Data records
+++++

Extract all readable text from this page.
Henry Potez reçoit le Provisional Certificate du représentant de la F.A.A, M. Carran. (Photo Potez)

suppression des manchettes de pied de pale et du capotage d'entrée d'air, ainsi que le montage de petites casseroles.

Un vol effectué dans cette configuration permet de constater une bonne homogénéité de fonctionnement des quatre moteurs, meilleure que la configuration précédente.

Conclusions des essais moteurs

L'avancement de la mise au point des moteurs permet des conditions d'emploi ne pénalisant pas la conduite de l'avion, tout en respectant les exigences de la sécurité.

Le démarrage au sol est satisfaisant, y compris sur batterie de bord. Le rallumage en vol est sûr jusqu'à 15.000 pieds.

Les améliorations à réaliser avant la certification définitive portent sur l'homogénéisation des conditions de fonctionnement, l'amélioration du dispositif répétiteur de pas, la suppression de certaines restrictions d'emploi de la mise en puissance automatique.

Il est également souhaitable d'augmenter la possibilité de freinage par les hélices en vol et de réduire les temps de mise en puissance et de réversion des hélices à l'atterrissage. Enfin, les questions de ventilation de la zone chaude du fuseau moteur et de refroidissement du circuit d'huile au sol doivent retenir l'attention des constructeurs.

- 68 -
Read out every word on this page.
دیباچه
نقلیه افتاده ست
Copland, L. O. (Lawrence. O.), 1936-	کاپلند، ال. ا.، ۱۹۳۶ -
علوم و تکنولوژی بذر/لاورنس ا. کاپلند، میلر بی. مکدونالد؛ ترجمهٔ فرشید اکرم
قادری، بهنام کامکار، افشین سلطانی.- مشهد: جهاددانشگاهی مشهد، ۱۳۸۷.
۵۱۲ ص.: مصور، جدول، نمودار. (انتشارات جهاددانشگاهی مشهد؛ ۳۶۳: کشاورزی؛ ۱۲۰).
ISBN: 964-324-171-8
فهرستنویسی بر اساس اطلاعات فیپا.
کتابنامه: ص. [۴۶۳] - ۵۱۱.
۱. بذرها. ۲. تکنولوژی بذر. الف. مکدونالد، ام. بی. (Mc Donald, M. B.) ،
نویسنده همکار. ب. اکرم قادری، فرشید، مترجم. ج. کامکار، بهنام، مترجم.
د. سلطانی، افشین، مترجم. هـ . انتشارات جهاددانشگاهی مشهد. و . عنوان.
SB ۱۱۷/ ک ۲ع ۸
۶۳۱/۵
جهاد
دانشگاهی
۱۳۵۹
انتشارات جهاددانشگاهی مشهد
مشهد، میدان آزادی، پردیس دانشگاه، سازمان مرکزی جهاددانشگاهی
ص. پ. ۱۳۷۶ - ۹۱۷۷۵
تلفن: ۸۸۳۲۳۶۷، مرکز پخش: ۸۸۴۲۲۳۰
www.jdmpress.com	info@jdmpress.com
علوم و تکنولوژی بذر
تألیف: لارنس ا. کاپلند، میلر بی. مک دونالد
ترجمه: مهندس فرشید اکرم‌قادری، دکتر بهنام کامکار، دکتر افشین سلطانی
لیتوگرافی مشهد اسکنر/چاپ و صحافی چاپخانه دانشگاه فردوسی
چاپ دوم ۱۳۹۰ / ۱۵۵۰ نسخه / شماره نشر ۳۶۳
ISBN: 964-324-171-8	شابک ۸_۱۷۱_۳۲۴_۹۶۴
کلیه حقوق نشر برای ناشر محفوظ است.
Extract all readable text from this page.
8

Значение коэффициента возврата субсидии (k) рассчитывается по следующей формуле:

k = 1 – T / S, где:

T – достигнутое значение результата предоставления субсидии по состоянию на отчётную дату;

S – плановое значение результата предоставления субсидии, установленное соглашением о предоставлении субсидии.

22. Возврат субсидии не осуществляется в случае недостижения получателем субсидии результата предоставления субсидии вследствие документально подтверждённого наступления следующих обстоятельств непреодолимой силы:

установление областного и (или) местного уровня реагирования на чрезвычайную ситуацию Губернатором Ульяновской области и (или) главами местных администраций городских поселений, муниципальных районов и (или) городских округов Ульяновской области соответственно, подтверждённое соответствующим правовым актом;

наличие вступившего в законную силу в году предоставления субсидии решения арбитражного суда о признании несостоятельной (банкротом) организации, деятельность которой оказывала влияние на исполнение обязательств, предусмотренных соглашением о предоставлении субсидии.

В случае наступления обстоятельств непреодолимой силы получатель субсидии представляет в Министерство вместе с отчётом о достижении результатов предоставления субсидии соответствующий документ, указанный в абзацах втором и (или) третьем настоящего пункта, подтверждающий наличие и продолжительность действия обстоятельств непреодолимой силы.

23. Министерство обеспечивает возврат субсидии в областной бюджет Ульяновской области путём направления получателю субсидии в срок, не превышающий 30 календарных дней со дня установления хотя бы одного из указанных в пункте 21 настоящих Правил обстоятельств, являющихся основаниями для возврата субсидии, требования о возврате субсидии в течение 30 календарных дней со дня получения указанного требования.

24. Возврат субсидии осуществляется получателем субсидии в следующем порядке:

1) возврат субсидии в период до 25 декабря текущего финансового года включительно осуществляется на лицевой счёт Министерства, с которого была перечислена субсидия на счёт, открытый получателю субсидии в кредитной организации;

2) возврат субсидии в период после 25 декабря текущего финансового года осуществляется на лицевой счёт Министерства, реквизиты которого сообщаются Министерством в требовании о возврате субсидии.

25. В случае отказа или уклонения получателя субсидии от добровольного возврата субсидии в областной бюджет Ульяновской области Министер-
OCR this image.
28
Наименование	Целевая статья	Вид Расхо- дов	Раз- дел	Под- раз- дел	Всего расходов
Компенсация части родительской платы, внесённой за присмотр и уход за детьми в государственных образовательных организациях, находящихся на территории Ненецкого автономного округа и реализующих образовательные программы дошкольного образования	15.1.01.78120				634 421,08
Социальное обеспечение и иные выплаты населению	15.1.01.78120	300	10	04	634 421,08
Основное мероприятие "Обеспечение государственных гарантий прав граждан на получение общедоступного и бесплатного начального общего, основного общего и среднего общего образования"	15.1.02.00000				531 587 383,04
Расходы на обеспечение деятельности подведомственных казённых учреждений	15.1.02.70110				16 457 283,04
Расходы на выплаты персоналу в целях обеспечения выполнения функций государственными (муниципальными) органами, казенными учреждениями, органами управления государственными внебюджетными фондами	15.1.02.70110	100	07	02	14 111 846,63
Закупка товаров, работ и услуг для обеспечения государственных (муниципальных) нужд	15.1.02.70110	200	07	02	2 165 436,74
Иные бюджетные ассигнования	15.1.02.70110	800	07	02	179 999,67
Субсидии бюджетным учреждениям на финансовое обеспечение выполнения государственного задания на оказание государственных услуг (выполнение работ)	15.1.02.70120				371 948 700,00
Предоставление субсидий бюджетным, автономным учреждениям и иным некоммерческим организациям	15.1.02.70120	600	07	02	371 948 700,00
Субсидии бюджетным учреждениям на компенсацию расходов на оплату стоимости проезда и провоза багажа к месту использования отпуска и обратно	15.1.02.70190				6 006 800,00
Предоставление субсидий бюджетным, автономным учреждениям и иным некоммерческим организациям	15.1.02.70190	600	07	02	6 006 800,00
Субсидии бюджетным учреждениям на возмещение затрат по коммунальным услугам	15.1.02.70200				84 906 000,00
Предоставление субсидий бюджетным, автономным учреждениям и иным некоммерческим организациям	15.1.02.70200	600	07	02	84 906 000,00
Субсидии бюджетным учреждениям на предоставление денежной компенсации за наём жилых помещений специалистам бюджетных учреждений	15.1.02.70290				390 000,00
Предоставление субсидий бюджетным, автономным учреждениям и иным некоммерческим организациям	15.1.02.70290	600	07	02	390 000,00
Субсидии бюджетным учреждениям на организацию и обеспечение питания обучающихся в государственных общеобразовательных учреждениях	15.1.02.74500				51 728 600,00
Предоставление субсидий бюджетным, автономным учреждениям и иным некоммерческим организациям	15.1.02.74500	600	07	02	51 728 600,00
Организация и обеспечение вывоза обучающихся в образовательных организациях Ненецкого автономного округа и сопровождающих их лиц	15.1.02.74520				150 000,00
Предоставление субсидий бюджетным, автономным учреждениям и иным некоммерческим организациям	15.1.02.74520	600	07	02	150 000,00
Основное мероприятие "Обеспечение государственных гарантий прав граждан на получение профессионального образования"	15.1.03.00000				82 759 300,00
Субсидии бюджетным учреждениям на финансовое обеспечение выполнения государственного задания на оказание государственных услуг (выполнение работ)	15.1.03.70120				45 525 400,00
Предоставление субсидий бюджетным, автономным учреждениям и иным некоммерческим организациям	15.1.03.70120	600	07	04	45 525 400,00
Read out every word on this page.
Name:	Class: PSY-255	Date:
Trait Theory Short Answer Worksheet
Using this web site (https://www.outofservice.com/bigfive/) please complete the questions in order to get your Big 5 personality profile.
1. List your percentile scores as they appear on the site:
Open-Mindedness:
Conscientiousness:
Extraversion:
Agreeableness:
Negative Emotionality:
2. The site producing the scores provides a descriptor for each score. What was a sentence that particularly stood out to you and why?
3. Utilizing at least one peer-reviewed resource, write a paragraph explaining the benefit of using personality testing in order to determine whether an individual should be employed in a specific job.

+++++

PROBLEM TO SOLVE: Search the records for the word "декабря". Copy every line that has it.

CORRECT RESULT:
1) возврат субсидии в период до 25 декабря текущего финансового года включительно осуществляется на лицевой счёт Министерства, с которого была перечислена субсидия на счёт, открытый получателю субсидии в кредитной организации;
2) возврат субсидии в период после 25 декабря текущего финансового года осуществляется на лицевой счёт Министерства, реквизиты которого сообщаются Министерством в требовании о возврате субсидии.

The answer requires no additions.